* [GIVEN RECORDS]

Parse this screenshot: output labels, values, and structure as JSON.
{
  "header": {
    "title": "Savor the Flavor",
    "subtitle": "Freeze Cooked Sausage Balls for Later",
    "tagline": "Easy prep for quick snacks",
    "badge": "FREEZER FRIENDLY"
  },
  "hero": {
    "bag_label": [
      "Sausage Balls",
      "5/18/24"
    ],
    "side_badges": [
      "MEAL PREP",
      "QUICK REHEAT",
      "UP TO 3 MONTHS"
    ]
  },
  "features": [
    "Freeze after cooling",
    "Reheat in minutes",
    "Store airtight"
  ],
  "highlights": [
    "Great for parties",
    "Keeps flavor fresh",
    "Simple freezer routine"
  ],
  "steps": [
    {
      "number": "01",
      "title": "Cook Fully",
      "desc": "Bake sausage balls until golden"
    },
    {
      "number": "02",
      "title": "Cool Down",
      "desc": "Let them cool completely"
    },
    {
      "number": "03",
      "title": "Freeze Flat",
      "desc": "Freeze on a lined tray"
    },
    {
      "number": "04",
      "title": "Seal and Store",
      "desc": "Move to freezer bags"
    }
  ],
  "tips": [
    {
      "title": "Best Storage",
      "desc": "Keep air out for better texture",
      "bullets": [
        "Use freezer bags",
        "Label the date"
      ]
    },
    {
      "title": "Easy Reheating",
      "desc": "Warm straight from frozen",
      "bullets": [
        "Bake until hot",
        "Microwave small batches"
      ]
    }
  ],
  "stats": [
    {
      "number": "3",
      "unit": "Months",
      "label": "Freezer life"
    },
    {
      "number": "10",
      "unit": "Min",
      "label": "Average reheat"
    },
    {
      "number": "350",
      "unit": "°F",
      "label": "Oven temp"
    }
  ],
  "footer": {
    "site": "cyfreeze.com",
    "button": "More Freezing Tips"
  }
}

* [TASK INSTRUCTIONS]
Reproduce the records above exactly.

* [OUTPUT OF THE EXERCISE]
Parse this screenshot: output labels, values, and structure as JSON.
{
  "header": {
    "title": "Savor the Flavor",
    "subtitle": "Freeze Cooked Sausage Balls for Later",
    "tagline": "Easy prep for quick snacks",
    "badge": "FREEZER FRIENDLY"
  },
  "hero": {
    "bag_label": [
      "Sausage Balls",
      "5/18/24"
    ],
    "side_badges": [
      "MEAL PREP",
      "QUICK REHEAT",
      "UP TO 3 MONTHS"
    ]
  },
  "features": [
    "Freeze after cooling",
    "Reheat in minutes",
    "Store airtight"
  ],
  "highlights": [
    "Great for parties",
    "Keeps flavor fresh",
    "Simple freezer routine"
  ],
  "steps": [
    {
      "number": "01",
      "title": "Cook Fully",
      "desc": "Bake sausage balls until golden"
    },
    {
      "number": "02",
      "title": "Cool Down",
      "desc": "Let them cool completely"
    },
    {
      "number": "03",
      "title": "Freeze Flat",
      "desc": "Freeze on a lined tray"
    },
    {
      "number": "04",
      "title": "Seal and Store",
      "desc": "Move to freezer bags"
    }
  ],
  "tips": [
    {
      "title": "Best Storage",
      "desc": "Keep air out for better texture",
      "bullets": [
        "Use freezer bags",
        "Label the date"
      ]
    },
    {
      "title": "Easy Reheating",
      "desc": "Warm straight from frozen",
      "bullets": [
        "Bake until hot",
        "Microwave small batches"
      ]
    }
  ],
  "stats": [
    {
      "number": "3",
      "unit": "Months",
      "label": "Freezer life"
    },
    {
      "number": "10",
      "unit": "Min",
      "label": "Average reheat"
    },
    {
      "number": "350",
      "unit": "°F",
      "label": "Oven temp"
    }
  ],
  "footer": {
    "site": "cyfreeze.com",
    "button": "More Freezing Tips"
  }
}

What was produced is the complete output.